■ **To be done**:
Gather up all lines that carry the word "xlabel".

■ **Records for processing**:
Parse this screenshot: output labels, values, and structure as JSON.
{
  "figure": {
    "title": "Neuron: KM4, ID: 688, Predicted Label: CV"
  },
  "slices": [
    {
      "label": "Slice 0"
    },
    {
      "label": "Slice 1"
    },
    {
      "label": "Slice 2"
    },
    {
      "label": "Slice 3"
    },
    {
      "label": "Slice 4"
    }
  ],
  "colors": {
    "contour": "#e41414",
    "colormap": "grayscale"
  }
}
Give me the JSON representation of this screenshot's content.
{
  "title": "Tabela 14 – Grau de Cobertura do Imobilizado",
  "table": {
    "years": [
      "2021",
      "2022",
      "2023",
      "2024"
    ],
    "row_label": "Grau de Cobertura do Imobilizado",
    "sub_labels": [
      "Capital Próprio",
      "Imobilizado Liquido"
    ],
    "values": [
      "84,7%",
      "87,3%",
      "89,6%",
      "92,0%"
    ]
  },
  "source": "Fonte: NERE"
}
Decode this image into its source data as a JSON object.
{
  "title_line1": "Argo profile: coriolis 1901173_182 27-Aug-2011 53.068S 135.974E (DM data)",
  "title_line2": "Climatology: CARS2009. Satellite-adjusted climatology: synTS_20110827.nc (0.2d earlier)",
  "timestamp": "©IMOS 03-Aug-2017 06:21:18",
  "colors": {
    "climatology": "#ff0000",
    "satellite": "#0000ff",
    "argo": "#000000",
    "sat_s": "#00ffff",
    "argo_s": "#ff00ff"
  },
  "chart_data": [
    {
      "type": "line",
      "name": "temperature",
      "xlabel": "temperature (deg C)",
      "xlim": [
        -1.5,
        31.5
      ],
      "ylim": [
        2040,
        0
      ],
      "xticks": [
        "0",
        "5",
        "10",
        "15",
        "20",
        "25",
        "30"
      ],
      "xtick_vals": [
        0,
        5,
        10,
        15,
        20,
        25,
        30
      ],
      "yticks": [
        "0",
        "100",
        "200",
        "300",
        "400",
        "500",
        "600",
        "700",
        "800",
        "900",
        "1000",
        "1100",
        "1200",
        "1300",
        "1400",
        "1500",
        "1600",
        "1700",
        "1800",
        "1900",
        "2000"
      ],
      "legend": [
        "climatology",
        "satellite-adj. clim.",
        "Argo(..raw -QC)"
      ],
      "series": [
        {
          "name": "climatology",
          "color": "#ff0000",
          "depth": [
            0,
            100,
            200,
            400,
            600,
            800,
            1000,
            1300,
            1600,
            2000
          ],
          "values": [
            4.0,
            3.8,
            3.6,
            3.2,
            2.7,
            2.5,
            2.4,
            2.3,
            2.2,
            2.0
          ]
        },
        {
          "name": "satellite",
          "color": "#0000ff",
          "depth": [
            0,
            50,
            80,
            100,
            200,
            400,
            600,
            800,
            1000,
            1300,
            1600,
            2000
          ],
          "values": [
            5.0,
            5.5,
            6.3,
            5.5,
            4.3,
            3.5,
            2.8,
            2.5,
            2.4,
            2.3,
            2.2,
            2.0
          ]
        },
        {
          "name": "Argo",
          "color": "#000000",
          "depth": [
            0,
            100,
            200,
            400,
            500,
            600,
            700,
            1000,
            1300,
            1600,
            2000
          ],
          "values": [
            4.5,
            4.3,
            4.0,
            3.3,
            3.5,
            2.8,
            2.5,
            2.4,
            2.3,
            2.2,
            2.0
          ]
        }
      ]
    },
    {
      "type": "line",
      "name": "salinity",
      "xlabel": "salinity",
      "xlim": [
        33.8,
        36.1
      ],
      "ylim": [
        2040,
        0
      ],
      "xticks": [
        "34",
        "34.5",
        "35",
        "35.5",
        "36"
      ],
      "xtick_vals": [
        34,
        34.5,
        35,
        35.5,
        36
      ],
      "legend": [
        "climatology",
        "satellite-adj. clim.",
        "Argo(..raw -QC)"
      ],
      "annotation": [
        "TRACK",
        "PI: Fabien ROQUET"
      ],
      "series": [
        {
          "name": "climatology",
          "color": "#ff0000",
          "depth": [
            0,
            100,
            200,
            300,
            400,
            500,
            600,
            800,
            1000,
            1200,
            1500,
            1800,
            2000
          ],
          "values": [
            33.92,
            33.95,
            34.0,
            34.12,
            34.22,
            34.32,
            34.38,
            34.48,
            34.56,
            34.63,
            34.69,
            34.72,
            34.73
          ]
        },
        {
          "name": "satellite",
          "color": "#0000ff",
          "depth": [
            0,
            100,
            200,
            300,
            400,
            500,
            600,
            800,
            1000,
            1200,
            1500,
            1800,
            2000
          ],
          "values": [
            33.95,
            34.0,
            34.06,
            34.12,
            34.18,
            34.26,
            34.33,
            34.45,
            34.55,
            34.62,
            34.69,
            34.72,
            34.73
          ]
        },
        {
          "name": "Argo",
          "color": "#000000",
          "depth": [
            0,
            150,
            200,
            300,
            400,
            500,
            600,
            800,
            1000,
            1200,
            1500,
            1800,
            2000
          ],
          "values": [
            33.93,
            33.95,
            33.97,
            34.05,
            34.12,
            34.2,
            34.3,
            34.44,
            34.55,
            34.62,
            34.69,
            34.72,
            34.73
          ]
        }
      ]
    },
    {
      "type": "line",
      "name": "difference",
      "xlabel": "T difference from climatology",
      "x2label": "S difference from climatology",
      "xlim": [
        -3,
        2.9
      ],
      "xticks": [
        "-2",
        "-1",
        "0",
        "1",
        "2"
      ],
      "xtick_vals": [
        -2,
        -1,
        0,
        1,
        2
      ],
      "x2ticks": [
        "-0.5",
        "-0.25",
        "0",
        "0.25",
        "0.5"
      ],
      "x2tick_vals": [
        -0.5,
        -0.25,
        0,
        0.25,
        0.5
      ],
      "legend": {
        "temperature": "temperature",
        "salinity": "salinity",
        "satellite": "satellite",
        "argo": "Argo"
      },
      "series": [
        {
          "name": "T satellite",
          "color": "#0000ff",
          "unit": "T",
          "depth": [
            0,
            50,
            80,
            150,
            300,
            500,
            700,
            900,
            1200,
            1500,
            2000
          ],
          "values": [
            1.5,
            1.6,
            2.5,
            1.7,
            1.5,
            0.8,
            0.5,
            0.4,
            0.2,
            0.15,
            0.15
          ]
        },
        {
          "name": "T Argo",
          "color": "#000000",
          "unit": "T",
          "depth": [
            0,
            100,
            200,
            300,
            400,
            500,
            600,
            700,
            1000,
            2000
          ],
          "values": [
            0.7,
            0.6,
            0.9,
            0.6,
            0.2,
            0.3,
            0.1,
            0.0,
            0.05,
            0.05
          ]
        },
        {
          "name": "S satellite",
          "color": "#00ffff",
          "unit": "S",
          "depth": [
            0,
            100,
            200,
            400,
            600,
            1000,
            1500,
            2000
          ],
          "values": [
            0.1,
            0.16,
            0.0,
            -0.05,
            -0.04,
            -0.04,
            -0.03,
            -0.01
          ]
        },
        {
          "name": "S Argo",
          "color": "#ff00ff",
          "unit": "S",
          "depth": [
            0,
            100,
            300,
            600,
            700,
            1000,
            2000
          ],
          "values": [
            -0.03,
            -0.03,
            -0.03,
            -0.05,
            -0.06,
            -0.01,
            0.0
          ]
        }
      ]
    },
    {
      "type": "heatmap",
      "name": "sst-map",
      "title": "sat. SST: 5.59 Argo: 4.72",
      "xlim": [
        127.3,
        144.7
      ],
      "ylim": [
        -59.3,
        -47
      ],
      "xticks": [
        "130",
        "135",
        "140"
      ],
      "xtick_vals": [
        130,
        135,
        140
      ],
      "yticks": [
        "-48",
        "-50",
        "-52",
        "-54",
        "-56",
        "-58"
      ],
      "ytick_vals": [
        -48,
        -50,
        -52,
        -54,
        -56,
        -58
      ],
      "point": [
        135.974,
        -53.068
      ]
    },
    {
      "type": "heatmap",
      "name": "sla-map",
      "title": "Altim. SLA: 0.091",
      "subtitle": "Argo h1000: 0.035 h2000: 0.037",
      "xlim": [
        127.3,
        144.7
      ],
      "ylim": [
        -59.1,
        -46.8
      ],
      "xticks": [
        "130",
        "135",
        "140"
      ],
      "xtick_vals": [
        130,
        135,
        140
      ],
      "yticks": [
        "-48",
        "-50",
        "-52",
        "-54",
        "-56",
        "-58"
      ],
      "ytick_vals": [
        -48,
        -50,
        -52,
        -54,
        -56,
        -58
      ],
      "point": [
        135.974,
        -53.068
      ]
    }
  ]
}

■ **Complete output**:
      "xlabel": "temperature (deg C)",
      "xlabel": "salinity",
      "xlabel": "T difference from climatology",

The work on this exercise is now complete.